» **SHORT PROBLEM**:
Pull every line containing the word "JSON" from the records.

(Entries with figure data)

"""

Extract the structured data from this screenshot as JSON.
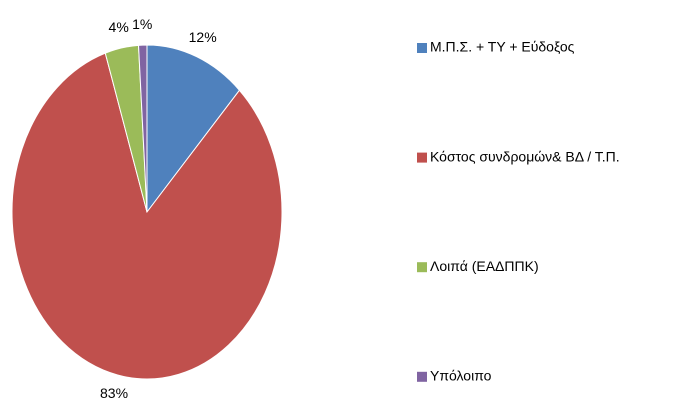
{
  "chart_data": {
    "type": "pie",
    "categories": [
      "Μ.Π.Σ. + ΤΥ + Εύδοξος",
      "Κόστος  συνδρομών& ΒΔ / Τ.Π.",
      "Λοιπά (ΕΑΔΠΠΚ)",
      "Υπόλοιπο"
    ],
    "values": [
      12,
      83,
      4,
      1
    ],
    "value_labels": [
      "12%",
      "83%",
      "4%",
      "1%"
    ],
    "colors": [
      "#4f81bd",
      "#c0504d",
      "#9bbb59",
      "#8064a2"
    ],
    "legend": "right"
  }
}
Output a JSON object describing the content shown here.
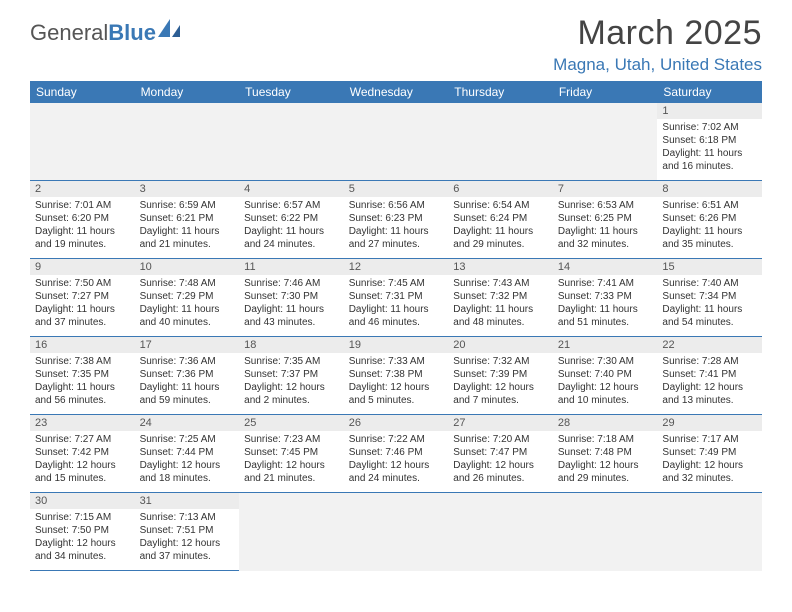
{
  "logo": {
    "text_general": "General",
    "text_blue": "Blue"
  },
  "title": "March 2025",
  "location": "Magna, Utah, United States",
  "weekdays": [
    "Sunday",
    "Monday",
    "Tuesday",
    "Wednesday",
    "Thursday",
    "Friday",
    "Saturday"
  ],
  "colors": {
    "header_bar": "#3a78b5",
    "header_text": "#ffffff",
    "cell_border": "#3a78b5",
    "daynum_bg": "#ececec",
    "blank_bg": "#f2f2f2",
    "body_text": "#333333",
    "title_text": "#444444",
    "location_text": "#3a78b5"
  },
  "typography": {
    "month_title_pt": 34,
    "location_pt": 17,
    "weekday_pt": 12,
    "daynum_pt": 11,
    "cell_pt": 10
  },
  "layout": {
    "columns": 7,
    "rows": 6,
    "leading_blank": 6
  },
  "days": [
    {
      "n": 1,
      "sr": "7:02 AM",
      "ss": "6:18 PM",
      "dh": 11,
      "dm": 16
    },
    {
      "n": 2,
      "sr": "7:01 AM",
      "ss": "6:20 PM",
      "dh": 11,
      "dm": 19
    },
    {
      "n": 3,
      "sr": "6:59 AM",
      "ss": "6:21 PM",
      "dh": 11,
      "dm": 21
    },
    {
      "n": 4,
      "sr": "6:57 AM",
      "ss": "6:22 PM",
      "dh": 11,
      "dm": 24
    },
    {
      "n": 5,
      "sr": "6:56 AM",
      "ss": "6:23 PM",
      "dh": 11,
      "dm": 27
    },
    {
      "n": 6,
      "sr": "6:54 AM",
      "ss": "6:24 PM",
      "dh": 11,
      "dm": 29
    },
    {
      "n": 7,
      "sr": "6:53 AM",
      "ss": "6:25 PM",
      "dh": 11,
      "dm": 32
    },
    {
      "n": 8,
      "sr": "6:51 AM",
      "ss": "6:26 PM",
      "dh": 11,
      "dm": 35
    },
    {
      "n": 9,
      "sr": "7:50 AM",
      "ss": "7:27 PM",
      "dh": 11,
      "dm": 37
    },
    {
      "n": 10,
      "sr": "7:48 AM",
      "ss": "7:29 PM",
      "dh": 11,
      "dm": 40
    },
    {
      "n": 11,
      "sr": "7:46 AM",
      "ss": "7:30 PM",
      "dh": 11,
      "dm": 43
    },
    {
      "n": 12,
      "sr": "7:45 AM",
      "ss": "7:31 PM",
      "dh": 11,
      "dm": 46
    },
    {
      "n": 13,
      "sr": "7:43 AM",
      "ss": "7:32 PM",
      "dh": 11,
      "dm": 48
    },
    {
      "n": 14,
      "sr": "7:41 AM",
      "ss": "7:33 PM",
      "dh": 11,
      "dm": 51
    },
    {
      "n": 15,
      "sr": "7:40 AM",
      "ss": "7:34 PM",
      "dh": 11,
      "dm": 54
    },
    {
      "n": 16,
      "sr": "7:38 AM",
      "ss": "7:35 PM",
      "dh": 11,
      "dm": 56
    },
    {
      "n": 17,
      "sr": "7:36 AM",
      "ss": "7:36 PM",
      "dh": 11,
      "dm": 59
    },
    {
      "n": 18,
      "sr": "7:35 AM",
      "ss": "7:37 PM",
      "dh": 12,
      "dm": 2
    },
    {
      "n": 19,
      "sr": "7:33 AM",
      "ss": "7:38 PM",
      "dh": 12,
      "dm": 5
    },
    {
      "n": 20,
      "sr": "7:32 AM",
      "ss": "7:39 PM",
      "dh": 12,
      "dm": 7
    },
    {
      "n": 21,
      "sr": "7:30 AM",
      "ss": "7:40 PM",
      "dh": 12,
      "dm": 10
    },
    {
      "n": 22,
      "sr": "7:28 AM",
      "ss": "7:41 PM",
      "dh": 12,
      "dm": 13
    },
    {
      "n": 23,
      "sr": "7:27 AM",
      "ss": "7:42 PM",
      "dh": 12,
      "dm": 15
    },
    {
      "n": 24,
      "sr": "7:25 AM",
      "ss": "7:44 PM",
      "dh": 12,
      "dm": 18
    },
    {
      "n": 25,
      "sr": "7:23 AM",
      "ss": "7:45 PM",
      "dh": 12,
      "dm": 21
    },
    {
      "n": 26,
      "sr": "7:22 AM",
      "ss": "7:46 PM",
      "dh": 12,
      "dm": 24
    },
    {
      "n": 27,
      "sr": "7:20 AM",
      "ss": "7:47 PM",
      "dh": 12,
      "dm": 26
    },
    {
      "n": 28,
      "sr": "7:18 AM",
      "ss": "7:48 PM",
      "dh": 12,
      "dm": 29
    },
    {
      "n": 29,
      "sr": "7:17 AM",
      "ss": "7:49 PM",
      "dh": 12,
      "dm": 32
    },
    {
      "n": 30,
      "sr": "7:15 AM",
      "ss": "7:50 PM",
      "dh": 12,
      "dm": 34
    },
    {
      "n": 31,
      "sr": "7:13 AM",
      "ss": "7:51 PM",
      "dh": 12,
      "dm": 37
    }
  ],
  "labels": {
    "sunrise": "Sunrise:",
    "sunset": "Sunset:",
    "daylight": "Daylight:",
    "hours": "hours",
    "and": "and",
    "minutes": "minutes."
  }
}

"""

» **REPLY**:
Extract the structured data from this screenshot as JSON.
Output a JSON object describing the content shown here.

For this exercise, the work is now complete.